Extracted records
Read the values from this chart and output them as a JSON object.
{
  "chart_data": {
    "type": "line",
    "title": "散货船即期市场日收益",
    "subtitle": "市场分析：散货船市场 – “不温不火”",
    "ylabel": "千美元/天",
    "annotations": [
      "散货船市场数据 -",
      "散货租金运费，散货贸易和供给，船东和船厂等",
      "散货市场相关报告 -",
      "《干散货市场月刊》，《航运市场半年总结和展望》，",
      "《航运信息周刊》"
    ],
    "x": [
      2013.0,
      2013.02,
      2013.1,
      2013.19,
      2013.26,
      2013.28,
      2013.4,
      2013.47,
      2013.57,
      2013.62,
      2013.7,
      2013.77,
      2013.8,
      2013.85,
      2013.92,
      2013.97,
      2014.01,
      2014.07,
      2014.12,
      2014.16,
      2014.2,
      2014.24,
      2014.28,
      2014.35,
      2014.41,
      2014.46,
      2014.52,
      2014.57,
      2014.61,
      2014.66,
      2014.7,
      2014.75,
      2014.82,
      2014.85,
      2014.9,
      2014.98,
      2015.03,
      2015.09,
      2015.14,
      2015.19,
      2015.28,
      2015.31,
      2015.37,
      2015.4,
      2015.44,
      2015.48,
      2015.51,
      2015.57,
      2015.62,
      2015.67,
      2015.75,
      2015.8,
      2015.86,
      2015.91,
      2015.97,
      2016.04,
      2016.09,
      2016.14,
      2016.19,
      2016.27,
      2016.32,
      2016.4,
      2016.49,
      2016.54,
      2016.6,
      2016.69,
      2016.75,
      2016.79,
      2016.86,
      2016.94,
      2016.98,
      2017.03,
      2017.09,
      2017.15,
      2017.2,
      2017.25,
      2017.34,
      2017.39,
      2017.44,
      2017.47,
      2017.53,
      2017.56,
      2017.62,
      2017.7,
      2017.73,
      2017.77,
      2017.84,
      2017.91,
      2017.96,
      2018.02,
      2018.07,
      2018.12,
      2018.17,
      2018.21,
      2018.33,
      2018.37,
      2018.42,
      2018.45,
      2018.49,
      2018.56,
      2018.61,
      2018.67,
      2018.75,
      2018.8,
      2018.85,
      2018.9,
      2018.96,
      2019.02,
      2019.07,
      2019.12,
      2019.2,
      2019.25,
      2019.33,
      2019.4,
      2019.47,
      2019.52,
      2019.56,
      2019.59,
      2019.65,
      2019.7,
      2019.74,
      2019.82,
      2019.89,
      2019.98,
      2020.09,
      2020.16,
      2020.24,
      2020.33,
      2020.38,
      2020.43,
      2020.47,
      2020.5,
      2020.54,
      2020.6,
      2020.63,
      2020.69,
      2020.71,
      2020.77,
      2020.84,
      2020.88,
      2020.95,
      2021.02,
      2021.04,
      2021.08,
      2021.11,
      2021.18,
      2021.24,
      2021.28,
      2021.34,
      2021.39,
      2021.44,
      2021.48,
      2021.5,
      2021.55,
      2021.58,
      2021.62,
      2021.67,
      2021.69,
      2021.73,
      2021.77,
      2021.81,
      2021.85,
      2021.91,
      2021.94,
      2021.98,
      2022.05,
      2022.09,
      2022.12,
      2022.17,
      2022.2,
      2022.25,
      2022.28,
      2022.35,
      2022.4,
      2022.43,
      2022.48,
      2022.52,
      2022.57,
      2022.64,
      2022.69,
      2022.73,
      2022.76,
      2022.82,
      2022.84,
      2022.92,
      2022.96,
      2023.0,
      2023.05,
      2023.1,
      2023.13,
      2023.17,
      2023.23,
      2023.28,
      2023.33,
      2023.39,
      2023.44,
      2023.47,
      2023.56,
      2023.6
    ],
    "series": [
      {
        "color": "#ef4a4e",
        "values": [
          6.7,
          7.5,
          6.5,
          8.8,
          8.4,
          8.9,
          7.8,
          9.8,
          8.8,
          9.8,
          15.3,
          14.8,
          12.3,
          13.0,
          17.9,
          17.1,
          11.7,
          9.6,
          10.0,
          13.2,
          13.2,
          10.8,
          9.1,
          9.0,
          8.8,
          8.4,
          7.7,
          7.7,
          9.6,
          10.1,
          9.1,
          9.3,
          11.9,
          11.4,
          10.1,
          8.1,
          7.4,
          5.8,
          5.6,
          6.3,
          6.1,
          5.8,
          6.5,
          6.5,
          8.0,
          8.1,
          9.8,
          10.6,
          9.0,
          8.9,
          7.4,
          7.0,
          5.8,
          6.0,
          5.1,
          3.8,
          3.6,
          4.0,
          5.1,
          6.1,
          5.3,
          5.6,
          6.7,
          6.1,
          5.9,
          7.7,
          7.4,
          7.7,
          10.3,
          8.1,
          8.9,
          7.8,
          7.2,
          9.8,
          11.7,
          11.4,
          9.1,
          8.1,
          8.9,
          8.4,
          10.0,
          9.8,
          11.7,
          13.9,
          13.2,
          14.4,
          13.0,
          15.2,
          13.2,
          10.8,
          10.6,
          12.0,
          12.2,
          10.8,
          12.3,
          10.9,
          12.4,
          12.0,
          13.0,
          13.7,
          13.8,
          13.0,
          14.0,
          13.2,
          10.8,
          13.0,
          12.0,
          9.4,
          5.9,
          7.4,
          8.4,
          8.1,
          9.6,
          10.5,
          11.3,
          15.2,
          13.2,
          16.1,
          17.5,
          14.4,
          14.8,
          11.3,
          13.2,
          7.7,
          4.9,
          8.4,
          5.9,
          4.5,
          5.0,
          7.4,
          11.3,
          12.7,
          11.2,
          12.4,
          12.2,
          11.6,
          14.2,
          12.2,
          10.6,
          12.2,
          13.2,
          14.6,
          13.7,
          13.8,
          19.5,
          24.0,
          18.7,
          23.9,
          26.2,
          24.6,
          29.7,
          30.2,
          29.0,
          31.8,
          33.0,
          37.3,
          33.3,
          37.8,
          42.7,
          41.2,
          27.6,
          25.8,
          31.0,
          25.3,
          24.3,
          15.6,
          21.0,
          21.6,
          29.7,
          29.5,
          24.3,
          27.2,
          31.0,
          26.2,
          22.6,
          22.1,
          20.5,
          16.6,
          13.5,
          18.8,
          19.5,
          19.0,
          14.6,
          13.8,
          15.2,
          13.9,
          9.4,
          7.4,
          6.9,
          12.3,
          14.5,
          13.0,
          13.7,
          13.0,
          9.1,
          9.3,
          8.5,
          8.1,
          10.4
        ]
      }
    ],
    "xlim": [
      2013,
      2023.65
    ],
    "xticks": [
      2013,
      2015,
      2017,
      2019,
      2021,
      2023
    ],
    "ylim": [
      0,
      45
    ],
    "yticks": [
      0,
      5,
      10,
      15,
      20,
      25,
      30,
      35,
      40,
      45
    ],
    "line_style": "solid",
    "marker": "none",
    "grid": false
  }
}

EXERCISE OBJECTIVE:
In the entries above, find each line with the word "values" and show it.

CORRECT OUTPUT:
Read the values from this chart and output them as a JSON object.
        "values": [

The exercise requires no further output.